- Study text
How to Create HDFS policies in Ranger

Apache Ranger is an application that enables data architects to implement security policies on a big data ecosystem. The goal of this project is to provide a unified way for all Hadoop applications to adhere to the security guidelines that are defined.

Here are some of the features of Apache Ranger:

• Centralized administration
• Fine grained authorization
• Standardized authorization
• Multiple authorization methods
• Centralized auditing

Enable Ranger HDFS plugin

1. To enable Ranger Hive Plugin goto Services > Ranger > Configs > Ranger Plugin. Enable the Ranger HDFS Plugin on this page.

2. Save the config by providing an appropriate description note.

3. Ambari will prompt for some recommended changes to be done in order to enable the Ranger HDFS Plugin. Accept the changes and proceed.

4. We need to restart the few Services like HDFS, YARN for the changes to take effect.

Overview of Ranger Admin UI and pre-configured policies for HDFS

You can log in to the Ranger Admin UI and check if the Ranger HDFS Plugin is enabled and you can create policies for HDFS users. To login to the Ranger Dashboard use the default username/password of admin/admin.

You can also goto the Ranger Admin UI with below URL:

http://rangerserver:6080

When you log in to the Ranger UI, the home page lists the various menus and types of policies that can be created using Ranger. As we can see the Ranger HDFS Plugin is enabled and we can view the pre-configured policies for HDFS.

You can edit the pre-configured policies as shown below.

This particular policy provides ALL permissions (read, write, execute) to user “hdfs” and “ambari-qa” on all the filesystems under root ( /* ). You can add a new user/group and also modify the permissions on this page.

- Supplied material
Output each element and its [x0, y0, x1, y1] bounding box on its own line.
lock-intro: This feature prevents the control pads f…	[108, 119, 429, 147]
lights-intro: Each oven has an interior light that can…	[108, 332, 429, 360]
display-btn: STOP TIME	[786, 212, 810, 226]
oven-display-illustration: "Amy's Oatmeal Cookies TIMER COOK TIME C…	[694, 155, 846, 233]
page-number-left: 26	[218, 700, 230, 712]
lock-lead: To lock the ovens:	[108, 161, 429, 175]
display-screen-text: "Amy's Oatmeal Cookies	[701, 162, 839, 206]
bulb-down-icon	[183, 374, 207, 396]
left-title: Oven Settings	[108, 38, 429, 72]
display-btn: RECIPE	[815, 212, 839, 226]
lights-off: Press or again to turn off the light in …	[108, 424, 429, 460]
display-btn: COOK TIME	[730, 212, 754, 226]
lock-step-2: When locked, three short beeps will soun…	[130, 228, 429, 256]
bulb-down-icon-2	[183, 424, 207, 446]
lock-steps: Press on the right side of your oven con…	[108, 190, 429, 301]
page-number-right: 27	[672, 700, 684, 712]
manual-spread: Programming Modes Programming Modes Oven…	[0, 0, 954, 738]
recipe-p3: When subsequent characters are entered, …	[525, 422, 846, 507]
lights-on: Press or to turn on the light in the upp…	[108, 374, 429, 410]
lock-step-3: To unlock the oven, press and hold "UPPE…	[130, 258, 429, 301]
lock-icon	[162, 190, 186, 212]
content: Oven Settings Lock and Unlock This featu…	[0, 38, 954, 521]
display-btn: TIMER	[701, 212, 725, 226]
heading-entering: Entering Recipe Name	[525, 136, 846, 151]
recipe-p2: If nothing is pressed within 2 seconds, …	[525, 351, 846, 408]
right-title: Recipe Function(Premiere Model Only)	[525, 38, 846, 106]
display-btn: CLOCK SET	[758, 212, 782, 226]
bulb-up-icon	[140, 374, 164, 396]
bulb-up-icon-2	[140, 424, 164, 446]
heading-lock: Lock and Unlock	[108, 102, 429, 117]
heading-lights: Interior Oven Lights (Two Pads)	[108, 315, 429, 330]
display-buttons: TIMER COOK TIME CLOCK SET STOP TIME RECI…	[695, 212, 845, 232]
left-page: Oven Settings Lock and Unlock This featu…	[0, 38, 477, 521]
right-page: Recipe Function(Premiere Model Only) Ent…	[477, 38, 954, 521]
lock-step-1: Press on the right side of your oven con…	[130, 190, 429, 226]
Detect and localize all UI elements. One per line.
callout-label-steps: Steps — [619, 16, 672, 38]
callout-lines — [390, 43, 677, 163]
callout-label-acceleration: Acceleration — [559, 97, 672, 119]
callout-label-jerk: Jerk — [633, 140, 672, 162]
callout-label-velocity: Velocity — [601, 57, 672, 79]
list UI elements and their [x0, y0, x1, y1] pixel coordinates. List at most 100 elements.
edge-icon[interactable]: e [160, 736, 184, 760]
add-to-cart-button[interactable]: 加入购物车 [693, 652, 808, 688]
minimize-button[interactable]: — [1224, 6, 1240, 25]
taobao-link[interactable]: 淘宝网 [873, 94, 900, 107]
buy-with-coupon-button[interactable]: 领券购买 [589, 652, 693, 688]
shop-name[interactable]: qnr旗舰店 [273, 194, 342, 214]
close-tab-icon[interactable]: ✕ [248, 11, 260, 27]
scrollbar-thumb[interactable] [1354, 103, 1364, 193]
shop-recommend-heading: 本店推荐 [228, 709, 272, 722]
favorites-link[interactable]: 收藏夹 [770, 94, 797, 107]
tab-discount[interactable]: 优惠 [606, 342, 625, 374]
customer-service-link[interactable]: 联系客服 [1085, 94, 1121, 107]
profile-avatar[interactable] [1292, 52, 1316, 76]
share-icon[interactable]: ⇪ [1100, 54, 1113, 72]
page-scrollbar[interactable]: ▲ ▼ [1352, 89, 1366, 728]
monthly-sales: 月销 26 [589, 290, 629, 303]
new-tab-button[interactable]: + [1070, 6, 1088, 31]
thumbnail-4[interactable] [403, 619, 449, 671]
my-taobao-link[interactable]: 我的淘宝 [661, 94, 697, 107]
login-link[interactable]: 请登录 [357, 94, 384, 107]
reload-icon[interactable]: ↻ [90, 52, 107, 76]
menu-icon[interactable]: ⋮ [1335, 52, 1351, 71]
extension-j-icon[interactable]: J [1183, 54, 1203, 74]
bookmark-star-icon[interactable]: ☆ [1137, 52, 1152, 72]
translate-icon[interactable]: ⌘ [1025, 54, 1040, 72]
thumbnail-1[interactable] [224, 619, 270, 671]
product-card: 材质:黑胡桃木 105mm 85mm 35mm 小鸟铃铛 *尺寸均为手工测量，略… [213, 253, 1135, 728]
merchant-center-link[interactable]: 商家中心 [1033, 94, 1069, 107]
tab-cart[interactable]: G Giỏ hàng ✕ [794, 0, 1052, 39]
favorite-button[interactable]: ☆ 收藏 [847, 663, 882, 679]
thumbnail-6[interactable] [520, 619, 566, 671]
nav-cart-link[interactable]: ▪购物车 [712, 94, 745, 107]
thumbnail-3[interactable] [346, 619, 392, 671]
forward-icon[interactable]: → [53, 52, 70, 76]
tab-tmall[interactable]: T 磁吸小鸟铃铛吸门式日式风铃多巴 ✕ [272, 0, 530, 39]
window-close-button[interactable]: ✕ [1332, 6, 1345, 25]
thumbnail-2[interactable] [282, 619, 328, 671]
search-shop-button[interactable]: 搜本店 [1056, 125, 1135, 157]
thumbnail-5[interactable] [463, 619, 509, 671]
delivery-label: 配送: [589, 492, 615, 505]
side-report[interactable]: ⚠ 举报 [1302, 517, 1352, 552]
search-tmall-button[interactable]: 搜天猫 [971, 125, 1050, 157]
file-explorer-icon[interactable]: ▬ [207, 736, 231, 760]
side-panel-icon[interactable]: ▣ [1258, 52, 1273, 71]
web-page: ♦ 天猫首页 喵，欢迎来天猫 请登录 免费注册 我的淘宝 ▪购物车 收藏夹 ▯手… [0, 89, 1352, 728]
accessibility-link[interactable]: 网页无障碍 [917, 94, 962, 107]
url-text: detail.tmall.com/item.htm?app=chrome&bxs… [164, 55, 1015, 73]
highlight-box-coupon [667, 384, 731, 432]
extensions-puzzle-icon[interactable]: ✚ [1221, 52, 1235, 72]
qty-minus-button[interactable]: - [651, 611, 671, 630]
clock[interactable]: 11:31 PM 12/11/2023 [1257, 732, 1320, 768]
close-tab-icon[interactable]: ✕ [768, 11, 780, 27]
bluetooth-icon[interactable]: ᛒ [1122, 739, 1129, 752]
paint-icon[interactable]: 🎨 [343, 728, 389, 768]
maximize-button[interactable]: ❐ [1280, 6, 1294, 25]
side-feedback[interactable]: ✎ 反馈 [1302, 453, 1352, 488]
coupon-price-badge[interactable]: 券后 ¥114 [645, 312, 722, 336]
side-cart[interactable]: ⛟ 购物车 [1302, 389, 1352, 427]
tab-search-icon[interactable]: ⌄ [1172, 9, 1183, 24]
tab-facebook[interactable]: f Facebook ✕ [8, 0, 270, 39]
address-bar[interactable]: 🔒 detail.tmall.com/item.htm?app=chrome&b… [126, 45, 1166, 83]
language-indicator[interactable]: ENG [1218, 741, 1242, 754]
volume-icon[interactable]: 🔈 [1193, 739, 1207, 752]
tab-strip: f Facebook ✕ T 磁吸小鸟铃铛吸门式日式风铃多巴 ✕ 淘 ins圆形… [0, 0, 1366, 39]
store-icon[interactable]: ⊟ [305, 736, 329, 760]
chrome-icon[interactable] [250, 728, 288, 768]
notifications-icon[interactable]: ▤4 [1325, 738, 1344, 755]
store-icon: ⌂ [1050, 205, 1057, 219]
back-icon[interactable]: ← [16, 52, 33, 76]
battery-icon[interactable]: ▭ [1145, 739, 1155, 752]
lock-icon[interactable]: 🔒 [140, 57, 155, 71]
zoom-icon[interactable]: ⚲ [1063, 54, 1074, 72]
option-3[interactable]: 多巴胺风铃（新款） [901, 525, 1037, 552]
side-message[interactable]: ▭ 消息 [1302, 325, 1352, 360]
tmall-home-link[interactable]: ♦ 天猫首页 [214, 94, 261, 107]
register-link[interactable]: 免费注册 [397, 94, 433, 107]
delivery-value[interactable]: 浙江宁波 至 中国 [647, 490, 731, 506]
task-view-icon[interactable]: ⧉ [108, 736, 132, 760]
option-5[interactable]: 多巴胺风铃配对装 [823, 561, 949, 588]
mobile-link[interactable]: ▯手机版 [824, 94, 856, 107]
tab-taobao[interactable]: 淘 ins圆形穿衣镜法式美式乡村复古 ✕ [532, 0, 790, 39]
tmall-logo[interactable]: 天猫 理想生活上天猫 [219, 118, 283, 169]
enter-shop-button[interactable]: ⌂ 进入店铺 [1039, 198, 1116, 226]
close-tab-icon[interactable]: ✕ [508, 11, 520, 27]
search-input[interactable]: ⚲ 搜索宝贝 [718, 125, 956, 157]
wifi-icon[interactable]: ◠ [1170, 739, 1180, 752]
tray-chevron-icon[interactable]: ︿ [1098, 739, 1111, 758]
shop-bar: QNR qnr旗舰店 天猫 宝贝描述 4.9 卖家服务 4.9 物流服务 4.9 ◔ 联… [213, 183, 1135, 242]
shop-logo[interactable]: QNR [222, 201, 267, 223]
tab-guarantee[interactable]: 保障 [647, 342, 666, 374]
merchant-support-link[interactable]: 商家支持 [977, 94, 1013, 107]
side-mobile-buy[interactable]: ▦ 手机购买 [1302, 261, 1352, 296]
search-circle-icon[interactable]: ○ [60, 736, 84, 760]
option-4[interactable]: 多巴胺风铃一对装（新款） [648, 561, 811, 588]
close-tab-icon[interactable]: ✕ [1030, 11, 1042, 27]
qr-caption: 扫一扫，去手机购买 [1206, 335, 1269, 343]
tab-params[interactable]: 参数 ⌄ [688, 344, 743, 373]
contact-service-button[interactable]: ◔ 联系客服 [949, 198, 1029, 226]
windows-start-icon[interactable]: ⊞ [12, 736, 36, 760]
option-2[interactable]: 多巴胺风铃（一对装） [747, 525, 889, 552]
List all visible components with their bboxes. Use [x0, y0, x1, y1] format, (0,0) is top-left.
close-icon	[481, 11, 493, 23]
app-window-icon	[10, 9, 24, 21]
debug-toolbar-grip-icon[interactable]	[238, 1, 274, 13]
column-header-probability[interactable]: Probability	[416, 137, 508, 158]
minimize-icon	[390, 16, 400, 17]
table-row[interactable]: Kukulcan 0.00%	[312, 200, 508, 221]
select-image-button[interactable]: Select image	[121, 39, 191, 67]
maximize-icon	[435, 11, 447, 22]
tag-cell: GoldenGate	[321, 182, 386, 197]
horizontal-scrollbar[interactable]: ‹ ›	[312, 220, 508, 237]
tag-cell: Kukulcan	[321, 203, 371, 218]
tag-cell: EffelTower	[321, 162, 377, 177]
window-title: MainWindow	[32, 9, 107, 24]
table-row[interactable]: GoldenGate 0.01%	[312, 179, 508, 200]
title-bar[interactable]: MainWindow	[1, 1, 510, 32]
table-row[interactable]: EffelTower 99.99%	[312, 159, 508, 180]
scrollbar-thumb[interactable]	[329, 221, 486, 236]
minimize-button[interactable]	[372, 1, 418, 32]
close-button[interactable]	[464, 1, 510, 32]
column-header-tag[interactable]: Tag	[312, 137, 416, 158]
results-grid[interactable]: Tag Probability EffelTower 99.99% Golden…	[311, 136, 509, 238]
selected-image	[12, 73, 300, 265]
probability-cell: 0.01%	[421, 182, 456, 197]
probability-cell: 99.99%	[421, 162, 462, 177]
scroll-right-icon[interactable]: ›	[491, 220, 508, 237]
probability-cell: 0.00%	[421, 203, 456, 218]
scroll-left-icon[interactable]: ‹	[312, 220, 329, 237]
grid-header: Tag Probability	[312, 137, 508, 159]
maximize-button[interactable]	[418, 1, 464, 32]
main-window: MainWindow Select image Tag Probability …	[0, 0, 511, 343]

- Assignment 1
In the Ranger HDFS policies text, what default username and password log in to the Ranger Dashboard?
- Assignment 2
Using the Ranger HDFS policies text, explain why services such as HDFS and YARN must be restarted after the plugin is enabled.
- Assignment 3
Continue the Ranger HDFS policies text from its final sentence.

- Answer 1
The default username and password are admin/admin.

- Answer 2
Those services must be restarted so that the configuration changes made to enable the Ranger HDFS Plugin take effect.

- Answer 3
Creating a new Ranger HDFS Policy

Let’s create a new Ranger HDFS Policy to allow access to a particular mount point (/user/test) to the user “sandeep”. The user will have all the permissions (rwx) on the mount point.

1. Click on the policy group name under HDFS.

2. Now click on Add New Policy to open a new page, similar to the one shown below:

Provide the Policy Name, Resource Path (/user/test) and suitable description for the policy. We would also enable the recursive permission on the filesystem.

3. In the “Allow Conditions” section, we will assign all the permission (read, write and execute) to the user “sandeep” and save the policy.

Verify the Ranger HDFS Policy

Let’s test the policy we have created. Before creating the policy I have already tried creating a directory in the /user/test directory with user “sandeep”. It failed by giving a permission denied error as shown below.

Now, after the creation of the policy, if I try to create the directory again, it went successfully. This verifies the functionality of the policy we just created.